- _Instructions to follow_: Sum up the text on coronavirus vaccination in two sentences.

---------- Reading text ----------

It would be hard to find an example of a government intervention that has done more good than vaccination efforts against coronavirus. As well as the obvious health benefits, immunising as many people as possible — starting with the most vulnerable — has allowed economies to unlock, workers to return to offices and emergency support measures to wind down. That has helped to produce an economic bounceback in the rich world that has more than paid off the amount invested in vaccinations.

Yet as the IMF points out in its World Economic Outlook, published on Tuesday to coincide with the Fund and the World Bank’s annual meetings in Washington, vaccination efforts are shockingly uneven. That will hold back the global economic recovery: poorer countries will lag even further behind rich ones that have also been better able to use fiscal and monetary stimulus to support their economies. It is imperative now that rich countries make good on their promises to donate vaccines to the Covax initiative, which aims to ensure equitable global access. They should also lean on drugs companies to do their part in ensuring poorer countries gain access to life-saving jabs.

---------- Provided records ----------

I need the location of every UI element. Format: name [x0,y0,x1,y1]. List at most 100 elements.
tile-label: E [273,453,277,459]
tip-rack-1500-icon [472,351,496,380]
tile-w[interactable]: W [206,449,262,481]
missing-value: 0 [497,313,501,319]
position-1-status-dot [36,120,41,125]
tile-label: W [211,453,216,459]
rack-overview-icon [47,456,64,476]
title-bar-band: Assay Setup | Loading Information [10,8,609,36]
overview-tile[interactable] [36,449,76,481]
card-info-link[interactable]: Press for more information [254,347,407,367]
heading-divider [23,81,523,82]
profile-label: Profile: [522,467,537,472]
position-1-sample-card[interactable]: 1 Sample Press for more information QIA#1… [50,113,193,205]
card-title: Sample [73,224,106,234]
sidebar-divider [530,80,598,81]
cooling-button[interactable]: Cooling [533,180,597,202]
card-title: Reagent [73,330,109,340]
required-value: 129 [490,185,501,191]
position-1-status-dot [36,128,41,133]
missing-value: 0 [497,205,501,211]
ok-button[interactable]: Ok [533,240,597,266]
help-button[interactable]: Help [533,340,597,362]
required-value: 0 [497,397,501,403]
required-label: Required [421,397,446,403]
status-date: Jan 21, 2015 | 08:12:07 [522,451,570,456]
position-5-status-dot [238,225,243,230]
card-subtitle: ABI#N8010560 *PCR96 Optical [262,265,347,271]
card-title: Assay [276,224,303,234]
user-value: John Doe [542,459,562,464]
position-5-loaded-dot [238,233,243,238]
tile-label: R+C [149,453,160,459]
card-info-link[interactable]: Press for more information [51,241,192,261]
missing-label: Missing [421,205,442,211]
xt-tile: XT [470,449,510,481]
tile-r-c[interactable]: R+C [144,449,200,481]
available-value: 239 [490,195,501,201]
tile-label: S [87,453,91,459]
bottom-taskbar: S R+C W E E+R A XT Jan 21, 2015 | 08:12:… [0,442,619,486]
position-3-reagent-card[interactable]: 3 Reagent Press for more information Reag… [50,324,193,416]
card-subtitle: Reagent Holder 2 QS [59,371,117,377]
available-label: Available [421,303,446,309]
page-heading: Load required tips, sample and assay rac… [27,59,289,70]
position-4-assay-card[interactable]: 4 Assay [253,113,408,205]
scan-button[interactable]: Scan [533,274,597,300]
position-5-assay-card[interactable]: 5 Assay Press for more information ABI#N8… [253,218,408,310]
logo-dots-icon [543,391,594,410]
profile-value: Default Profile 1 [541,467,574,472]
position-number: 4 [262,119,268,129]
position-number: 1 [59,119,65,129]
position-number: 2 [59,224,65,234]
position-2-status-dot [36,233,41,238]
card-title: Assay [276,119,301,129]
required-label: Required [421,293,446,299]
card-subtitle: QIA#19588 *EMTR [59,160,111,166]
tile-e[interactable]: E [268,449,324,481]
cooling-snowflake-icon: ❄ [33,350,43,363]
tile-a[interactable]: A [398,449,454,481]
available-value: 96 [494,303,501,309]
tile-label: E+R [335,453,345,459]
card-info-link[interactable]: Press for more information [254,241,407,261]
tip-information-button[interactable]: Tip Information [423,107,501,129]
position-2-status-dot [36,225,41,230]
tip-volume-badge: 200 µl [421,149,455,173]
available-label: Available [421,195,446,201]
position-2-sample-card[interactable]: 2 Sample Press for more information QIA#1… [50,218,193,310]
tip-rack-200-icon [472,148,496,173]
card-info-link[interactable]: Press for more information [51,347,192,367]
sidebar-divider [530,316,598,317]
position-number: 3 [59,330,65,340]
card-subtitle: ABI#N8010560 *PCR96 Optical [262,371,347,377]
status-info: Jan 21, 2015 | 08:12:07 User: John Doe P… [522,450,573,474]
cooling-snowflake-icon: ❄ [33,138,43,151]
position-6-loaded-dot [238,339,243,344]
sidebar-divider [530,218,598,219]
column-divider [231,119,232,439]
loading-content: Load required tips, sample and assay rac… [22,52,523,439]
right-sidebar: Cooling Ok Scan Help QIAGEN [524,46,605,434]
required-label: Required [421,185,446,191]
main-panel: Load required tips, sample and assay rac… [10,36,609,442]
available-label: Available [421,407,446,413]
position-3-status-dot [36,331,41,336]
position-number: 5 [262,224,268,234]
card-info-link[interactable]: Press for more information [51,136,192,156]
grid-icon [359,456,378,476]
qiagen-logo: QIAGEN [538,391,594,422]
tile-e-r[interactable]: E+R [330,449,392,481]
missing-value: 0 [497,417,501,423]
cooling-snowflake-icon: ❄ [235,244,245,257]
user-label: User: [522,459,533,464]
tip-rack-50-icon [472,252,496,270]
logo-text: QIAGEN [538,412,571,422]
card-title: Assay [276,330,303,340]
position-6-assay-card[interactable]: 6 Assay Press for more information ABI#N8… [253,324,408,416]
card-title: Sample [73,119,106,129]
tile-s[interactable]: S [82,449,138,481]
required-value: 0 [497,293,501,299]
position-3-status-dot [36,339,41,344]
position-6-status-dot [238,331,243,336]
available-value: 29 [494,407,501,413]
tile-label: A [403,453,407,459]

----------

- _Completed task_: Vaccination against coronavirus has brought clear health benefits, let economies unlock and workers return to offices, and helped produce a rich-world bounceback that has more than paid off what was spent on it. Yet the IMF's World Economic Outlook shows that vaccination is shockingly uneven, which will hold back the global recovery, so rich countries must make good on their promises to donate vaccines to Covax and lean on drug companies to help poorer countries get access.